◆ Written task:
Write out the data below in full. Keep it exact.

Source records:
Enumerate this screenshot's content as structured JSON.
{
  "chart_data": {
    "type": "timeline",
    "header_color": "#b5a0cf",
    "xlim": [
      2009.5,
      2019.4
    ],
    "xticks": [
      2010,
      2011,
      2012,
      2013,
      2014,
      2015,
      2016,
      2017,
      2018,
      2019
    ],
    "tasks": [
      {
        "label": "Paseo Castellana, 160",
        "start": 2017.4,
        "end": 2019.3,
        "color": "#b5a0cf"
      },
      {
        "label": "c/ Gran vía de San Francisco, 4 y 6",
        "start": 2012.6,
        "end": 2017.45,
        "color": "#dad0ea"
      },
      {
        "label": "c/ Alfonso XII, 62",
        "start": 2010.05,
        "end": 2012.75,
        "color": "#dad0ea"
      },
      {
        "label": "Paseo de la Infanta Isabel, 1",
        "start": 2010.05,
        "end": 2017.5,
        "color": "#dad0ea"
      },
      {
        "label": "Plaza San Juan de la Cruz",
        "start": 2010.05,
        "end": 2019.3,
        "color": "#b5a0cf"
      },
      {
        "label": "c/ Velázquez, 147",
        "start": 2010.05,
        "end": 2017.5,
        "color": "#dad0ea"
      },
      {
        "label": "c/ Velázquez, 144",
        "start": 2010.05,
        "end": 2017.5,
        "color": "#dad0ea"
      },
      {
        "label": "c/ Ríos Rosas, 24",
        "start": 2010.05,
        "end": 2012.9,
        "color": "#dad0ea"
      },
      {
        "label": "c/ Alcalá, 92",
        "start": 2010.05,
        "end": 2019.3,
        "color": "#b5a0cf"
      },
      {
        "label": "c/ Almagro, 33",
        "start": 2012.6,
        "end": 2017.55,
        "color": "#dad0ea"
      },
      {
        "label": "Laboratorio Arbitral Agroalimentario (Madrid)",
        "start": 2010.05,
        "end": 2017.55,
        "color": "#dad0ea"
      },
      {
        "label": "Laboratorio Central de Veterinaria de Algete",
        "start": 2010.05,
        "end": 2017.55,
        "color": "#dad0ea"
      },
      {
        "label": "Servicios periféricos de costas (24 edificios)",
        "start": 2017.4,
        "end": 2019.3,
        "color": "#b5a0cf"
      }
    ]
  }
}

◆ Written answer:
Enumerate this screenshot's content as structured JSON.
{
  "chart_data": {
    "type": "timeline",
    "header_color": "#b5a0cf",
    "xlim": [
      2009.5,
      2019.4
    ],
    "xticks": [
      2010,
      2011,
      2012,
      2013,
      2014,
      2015,
      2016,
      2017,
      2018,
      2019
    ],
    "tasks": [
      {
        "label": "Paseo Castellana, 160",
        "start": 2017.4,
        "end": 2019.3,
        "color": "#b5a0cf"
      },
      {
        "label": "c/ Gran vía de San Francisco, 4 y 6",
        "start": 2012.6,
        "end": 2017.45,
        "color": "#dad0ea"
      },
      {
        "label": "c/ Alfonso XII, 62",
        "start": 2010.05,
        "end": 2012.75,
        "color": "#dad0ea"
      },
      {
        "label": "Paseo de la Infanta Isabel, 1",
        "start": 2010.05,
        "end": 2017.5,
        "color": "#dad0ea"
      },
      {
        "label": "Plaza San Juan de la Cruz",
        "start": 2010.05,
        "end": 2019.3,
        "color": "#b5a0cf"
      },
      {
        "label": "c/ Velázquez, 147",
        "start": 2010.05,
        "end": 2017.5,
        "color": "#dad0ea"
      },
      {
        "label": "c/ Velázquez, 144",
        "start": 2010.05,
        "end": 2017.5,
        "color": "#dad0ea"
      },
      {
        "label": "c/ Ríos Rosas, 24",
        "start": 2010.05,
        "end": 2012.9,
        "color": "#dad0ea"
      },
      {
        "label": "c/ Alcalá, 92",
        "start": 2010.05,
        "end": 2019.3,
        "color": "#b5a0cf"
      },
      {
        "label": "c/ Almagro, 33",
        "start": 2012.6,
        "end": 2017.55,
        "color": "#dad0ea"
      },
      {
        "label": "Laboratorio Arbitral Agroalimentario (Madrid)",
        "start": 2010.05,
        "end": 2017.55,
        "color": "#dad0ea"
      },
      {
        "label": "Laboratorio Central de Veterinaria de Algete",
        "start": 2010.05,
        "end": 2017.55,
        "color": "#dad0ea"
      },
      {
        "label": "Servicios periféricos de costas (24 edificios)",
        "start": 2017.4,
        "end": 2019.3,
        "color": "#b5a0cf"
      }
    ]
  }
}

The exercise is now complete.